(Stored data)
***

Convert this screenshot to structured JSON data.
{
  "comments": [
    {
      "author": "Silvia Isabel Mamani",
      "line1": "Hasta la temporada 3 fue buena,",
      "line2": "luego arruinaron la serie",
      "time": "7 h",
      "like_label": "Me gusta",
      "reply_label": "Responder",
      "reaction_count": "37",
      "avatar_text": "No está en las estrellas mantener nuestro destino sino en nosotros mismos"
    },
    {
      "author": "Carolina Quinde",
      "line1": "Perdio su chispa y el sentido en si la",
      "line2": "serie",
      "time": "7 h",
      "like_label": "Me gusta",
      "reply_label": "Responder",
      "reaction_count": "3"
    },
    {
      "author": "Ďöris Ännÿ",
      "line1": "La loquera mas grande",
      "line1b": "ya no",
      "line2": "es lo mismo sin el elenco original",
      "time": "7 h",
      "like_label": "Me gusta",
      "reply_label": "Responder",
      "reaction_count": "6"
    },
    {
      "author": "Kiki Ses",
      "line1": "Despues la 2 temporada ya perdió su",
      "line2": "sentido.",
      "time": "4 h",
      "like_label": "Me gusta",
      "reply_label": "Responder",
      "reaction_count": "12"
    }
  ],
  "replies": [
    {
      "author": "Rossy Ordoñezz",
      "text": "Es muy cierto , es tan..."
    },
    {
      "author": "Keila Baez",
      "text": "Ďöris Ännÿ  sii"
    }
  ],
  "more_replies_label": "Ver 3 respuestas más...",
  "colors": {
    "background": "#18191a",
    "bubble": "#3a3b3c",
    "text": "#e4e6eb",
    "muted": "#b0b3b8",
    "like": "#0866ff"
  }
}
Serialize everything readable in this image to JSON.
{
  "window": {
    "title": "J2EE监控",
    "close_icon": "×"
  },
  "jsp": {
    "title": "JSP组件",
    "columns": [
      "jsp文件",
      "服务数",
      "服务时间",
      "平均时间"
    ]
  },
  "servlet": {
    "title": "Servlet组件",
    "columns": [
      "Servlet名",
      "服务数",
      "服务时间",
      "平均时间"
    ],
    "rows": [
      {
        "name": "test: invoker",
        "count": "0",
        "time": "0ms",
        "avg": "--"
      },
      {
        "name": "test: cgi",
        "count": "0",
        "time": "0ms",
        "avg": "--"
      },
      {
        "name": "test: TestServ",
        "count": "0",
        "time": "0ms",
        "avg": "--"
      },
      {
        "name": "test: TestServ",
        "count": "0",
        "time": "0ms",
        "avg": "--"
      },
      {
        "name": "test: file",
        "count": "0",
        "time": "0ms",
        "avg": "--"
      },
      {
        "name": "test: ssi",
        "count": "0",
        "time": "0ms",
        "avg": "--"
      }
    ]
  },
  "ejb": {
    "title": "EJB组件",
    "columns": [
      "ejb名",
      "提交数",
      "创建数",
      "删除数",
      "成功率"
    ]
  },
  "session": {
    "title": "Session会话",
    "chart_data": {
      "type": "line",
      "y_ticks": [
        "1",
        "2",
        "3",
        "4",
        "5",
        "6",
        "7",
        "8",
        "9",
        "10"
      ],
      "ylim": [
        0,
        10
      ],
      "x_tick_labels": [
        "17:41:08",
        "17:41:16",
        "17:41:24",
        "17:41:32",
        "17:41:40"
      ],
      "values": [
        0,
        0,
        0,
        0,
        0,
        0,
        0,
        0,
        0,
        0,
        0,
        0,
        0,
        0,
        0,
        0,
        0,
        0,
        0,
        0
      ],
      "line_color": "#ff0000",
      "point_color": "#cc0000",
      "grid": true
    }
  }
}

***

WHAT IS NEEDED >> Copy every record exactly as presented.

WRITTEN SOLUTION >>
Convert this screenshot to structured JSON data.
{
  "comments": [
    {
      "author": "Silvia Isabel Mamani",
      "line1": "Hasta la temporada 3 fue buena,",
      "line2": "luego arruinaron la serie",
      "time": "7 h",
      "like_label": "Me gusta",
      "reply_label": "Responder",
      "reaction_count": "37",
      "avatar_text": "No está en las estrellas mantener nuestro destino sino en nosotros mismos"
    },
    {
      "author": "Carolina Quinde",
      "line1": "Perdio su chispa y el sentido en si la",
      "line2": "serie",
      "time": "7 h",
      "like_label": "Me gusta",
      "reply_label": "Responder",
      "reaction_count": "3"
    },
    {
      "author": "Ďöris Ännÿ",
      "line1": "La loquera mas grande",
      "line1b": "ya no",
      "line2": "es lo mismo sin el elenco original",
      "time": "7 h",
      "like_label": "Me gusta",
      "reply_label": "Responder",
      "reaction_count": "6"
    },
    {
      "author": "Kiki Ses",
      "line1": "Despues la 2 temporada ya perdió su",
      "line2": "sentido.",
      "time": "4 h",
      "like_label": "Me gusta",
      "reply_label": "Responder",
      "reaction_count": "12"
    }
  ],
  "replies": [
    {
      "author": "Rossy Ordoñezz",
      "text": "Es muy cierto , es tan..."
    },
    {
      "author": "Keila Baez",
      "text": "Ďöris Ännÿ  sii"
    }
  ],
  "more_replies_label": "Ver 3 respuestas más...",
  "colors": {
    "background": "#18191a",
    "bubble": "#3a3b3c",
    "text": "#e4e6eb",
    "muted": "#b0b3b8",
    "like": "#0866ff"
  }
}
Serialize everything readable in this image to JSON.
{
  "window": {
    "title": "J2EE监控",
    "close_icon": "×"
  },
  "jsp": {
    "title": "JSP组件",
    "columns": [
      "jsp文件",
      "服务数",
      "服务时间",
      "平均时间"
    ]
  },
  "servlet": {
    "title": "Servlet组件",
    "columns": [
      "Servlet名",
      "服务数",
      "服务时间",
      "平均时间"
    ],
    "rows": [
      {
        "name": "test: invoker",
        "count": "0",
        "time": "0ms",
        "avg": "--"
      },
      {
        "name": "test: cgi",
        "count": "0",
        "time": "0ms",
        "avg": "--"
      },
      {
        "name": "test: TestServ",
        "count": "0",
        "time": "0ms",
        "avg": "--"
      },
      {
        "name": "test: TestServ",
        "count": "0",
        "time": "0ms",
        "avg": "--"
      },
      {
        "name": "test: file",
        "count": "0",
        "time": "0ms",
        "avg": "--"
      },
      {
        "name": "test: ssi",
        "count": "0",
        "time": "0ms",
        "avg": "--"
      }
    ]
  },
  "ejb": {
    "title": "EJB组件",
    "columns": [
      "ejb名",
      "提交数",
      "创建数",
      "删除数",
      "成功率"
    ]
  },
  "session": {
    "title": "Session会话",
    "chart_data": {
      "type": "line",
      "y_ticks": [
        "1",
        "2",
        "3",
        "4",
        "5",
        "6",
        "7",
        "8",
        "9",
        "10"
      ],
      "ylim": [
        0,
        10
      ],
      "x_tick_labels": [
        "17:41:08",
        "17:41:16",
        "17:41:24",
        "17:41:32",
        "17:41:40"
      ],
      "values": [
        0,
        0,
        0,
        0,
        0,
        0,
        0,
        0,
        0,
        0,
        0,
        0,
        0,
        0,
        0,
        0,
        0,
        0,
        0,
        0
      ],
      "line_color": "#ff0000",
      "point_color": "#cc0000",
      "grid": true
    }
  }
}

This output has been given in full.